Review the listing and copy each line that holds the word "bermasyarakat".

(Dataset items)

.....

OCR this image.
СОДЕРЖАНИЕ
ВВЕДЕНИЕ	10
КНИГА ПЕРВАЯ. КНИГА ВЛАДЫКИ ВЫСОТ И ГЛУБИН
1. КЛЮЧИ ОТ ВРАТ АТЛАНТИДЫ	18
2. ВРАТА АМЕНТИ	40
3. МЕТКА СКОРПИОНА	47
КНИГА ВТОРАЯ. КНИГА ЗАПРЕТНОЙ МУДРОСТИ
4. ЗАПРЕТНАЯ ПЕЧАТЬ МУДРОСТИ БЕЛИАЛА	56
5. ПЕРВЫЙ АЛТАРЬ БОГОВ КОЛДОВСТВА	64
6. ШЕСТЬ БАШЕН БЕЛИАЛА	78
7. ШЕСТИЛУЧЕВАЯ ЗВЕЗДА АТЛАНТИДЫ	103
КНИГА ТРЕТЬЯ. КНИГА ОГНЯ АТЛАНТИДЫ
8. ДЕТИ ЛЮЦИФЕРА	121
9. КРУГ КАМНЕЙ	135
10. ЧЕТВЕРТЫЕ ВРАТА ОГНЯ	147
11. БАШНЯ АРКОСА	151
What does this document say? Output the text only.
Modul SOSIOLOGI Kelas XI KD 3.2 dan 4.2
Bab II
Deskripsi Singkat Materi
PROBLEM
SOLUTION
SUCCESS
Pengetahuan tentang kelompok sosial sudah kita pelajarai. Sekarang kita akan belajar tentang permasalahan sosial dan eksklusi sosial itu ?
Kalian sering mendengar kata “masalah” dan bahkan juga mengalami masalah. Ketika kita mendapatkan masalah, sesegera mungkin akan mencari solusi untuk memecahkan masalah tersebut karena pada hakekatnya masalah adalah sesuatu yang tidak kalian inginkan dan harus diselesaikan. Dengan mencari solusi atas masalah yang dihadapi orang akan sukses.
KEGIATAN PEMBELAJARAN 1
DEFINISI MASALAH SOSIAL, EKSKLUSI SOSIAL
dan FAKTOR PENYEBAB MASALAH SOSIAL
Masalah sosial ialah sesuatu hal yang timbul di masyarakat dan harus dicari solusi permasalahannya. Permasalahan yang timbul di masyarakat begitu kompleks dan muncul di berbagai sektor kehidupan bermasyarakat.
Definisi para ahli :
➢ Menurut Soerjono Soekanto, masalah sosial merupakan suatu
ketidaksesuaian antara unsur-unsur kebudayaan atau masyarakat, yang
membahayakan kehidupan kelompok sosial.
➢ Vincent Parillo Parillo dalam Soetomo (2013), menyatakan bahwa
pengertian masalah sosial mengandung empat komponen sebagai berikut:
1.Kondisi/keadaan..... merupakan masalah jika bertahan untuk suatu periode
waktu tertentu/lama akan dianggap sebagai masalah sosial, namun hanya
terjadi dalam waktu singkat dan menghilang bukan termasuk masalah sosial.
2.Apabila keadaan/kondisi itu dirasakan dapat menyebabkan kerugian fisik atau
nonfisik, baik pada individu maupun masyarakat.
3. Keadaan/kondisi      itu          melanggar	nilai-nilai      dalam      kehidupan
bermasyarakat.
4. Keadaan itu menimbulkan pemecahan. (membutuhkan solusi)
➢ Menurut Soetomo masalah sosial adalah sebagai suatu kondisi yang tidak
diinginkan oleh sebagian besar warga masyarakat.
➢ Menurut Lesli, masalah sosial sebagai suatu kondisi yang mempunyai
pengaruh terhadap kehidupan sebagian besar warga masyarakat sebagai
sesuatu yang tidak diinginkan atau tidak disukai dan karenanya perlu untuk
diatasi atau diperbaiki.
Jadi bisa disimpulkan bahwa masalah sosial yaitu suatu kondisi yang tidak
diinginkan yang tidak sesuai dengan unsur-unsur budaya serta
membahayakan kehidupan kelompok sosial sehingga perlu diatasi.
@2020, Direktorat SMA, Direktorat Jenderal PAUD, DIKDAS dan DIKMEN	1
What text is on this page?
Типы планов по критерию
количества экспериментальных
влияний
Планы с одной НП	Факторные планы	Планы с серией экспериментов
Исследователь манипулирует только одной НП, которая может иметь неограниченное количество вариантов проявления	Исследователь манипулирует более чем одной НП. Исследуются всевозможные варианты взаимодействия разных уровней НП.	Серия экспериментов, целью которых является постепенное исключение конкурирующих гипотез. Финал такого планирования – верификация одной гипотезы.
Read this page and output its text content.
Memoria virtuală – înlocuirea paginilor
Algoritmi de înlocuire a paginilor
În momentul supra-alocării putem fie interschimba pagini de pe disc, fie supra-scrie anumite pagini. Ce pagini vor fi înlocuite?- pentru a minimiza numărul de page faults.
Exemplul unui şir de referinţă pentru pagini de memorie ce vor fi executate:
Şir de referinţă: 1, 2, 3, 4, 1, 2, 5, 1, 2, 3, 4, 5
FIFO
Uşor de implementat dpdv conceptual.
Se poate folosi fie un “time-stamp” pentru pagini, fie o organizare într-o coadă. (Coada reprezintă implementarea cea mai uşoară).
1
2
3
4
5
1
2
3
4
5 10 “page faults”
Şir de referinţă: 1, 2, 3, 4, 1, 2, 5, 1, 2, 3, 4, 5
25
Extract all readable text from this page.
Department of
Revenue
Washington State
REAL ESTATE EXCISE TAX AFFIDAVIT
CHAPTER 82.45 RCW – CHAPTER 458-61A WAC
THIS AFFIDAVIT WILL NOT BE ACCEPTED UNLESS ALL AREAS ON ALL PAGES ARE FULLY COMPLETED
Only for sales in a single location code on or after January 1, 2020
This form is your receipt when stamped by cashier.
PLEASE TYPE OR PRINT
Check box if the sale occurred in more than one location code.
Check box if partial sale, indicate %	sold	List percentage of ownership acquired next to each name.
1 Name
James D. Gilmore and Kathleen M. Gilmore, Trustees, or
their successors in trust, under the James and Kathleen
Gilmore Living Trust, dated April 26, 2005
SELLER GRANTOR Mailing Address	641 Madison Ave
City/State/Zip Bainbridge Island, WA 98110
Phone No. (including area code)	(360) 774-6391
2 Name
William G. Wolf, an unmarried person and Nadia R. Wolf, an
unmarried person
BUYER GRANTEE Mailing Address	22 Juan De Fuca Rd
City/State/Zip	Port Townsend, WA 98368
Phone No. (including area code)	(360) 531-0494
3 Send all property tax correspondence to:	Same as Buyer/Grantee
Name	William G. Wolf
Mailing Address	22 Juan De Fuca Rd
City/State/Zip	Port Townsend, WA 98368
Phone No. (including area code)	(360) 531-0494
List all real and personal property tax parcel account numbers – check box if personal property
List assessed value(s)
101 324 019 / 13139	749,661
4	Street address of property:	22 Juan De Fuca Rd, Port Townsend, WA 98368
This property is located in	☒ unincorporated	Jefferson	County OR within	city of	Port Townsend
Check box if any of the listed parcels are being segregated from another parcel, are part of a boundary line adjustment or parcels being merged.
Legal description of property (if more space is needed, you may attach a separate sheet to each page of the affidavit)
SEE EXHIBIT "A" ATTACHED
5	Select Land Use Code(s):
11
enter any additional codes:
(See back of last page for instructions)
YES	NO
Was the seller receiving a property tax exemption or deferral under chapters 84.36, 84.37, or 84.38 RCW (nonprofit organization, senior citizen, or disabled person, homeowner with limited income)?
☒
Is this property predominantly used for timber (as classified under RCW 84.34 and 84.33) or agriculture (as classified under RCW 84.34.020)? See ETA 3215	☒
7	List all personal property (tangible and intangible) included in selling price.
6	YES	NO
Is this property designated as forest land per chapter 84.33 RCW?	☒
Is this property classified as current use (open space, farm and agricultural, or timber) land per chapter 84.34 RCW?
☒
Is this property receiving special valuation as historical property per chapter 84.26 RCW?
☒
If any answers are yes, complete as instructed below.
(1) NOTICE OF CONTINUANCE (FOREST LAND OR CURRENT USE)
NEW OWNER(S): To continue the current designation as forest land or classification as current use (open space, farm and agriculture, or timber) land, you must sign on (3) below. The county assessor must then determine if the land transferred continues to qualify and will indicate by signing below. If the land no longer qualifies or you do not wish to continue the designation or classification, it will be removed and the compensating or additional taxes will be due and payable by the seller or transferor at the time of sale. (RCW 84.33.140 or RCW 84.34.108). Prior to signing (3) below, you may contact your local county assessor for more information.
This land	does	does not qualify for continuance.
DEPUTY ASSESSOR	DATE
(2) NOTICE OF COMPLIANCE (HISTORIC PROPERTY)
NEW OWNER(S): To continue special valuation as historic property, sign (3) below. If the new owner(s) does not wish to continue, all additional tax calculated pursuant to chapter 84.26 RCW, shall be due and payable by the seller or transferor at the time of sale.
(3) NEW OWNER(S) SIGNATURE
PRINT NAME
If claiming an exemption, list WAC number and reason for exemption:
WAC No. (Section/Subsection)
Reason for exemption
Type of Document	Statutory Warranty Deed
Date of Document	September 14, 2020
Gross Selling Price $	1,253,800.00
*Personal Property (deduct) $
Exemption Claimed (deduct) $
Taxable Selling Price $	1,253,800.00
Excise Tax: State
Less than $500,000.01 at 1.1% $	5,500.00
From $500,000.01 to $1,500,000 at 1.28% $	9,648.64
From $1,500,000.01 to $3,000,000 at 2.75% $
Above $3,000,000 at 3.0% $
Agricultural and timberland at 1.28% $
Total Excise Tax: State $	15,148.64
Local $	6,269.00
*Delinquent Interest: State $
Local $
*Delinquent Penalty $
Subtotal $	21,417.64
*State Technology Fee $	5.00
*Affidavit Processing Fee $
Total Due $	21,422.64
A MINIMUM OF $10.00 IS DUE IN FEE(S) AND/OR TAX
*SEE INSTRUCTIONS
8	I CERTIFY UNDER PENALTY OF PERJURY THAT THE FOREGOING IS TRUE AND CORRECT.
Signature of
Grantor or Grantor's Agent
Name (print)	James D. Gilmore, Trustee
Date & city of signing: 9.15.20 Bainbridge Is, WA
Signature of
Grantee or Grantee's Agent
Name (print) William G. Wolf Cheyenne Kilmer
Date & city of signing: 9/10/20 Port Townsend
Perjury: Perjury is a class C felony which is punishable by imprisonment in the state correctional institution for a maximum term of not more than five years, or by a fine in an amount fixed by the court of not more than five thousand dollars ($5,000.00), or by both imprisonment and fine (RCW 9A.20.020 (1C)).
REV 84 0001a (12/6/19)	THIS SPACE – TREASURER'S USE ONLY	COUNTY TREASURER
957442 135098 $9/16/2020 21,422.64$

.....

SOLUTION TO THIS PROBLEM:
Masalah sosial ialah sesuatu hal yang timbul di masyarakat dan harus dicari solusi permasalahannya. Permasalahan yang timbul di masyarakat begitu kompleks dan muncul di berbagai sektor kehidupan bermasyarakat.
bermasyarakat.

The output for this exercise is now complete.